■ PROBLEM DESCRIPTION ■
Which lines include the word "Gerätes"? Copy each of them.

■ RECORD LIST ■
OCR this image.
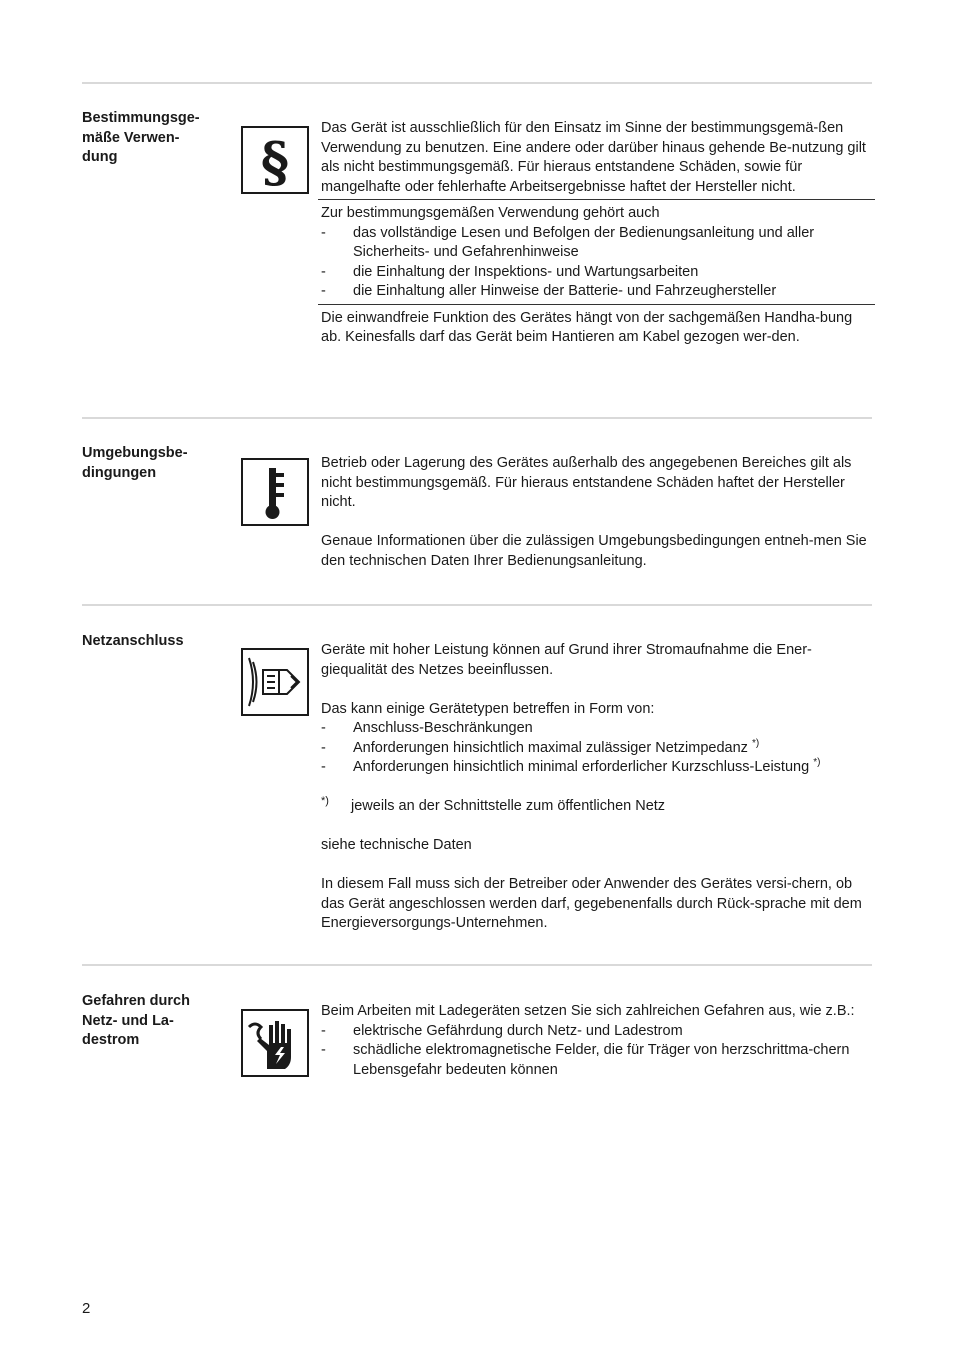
Bestimmungsge-
mäße Verwen-
dung	§

Das Gerät ist ausschließlich für den Einsatz im Sinne der bestimmungsgemä-ßen Verwendung zu benutzen. Eine andere oder darüber hinaus gehende Be-nutzung gilt als nicht bestimmungsgemäß. Für hieraus entstandene Schäden, sowie für mangelhafte oder fehlerhafte Arbeitsergebnisse haftet der Hersteller nicht.

Zur bestimmungsgemäßen Verwendung gehört auch

- das vollständige Lesen und Befolgen der Bedienungsanleitung und aller Sicherheits- und Gefahrenhinweise
- die Einhaltung der Inspektions- und Wartungsarbeiten
- die Einhaltung aller Hinweise der Batterie- und Fahrzeughersteller

Die einwandfreie Funktion des Gerätes hängt von der sachgemäßen Handha-bung ab. Keinesfalls darf das Gerät beim Hantieren am Kabel gezogen wer-den.

Umgebungsbe-
dingungen

Betrieb oder Lagerung des Gerätes außerhalb des angegebenen Bereiches gilt als nicht bestimmungsgemäß. Für hieraus entstandene Schäden haftet der Hersteller nicht.

Genaue Informationen über die zulässigen Umgebungsbedingungen entneh-men Sie den technischen Daten Ihrer Bedienungsanleitung.

Netzanschluss

Geräte mit hoher Leistung können auf Grund ihrer Stromaufnahme die Ener-giequalität des Netzes beeinflussen.

Das kann einige Gerätetypen betreffen in Form von:

- Anschluss-Beschränkungen
- Anforderungen hinsichtlich maximal zulässiger Netzimpedanz *)
- Anforderungen hinsichtlich minimal erforderlicher Kurzschluss-Leistung *)
*) jeweils an der Schnittstelle zum öffentlichen Netz

siehe technische Daten

In diesem Fall muss sich der Betreiber oder Anwender des Gerätes versi-chern, ob das Gerät angeschlossen werden darf, gegebenenfalls durch Rück-sprache mit dem Energieversorgungs-Unternehmen.

Gefahren durch
Netz- und La-
destrom

Beim Arbeiten mit Ladegeräten setzen Sie sich zahlreichen Gefahren aus, wie z.B.:

- elektrische Gefährdung durch Netz- und Ladestrom
- schädliche elektromagnetische Felder, die für Träger von herzschrittma-chern Lebensgefahr bedeuten können
2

■ TASK RESULT ■
Die einwandfreie Funktion des Gerätes hängt von der sachgemäßen Handha-bung ab. Keinesfalls darf das Gerät beim Hantieren am Kabel gezogen wer-den.
Betrieb oder Lagerung des Gerätes außerhalb des angegebenen Bereiches gilt als nicht bestimmungsgemäß. Für hieraus entstandene Schäden haftet der Hersteller nicht.
In diesem Fall muss sich der Betreiber oder Anwender des Gerätes versi-chern, ob das Gerät angeschlossen werden darf, gegebenenfalls durch Rück-sprache mit dem Energieversorgungs-Unternehmen.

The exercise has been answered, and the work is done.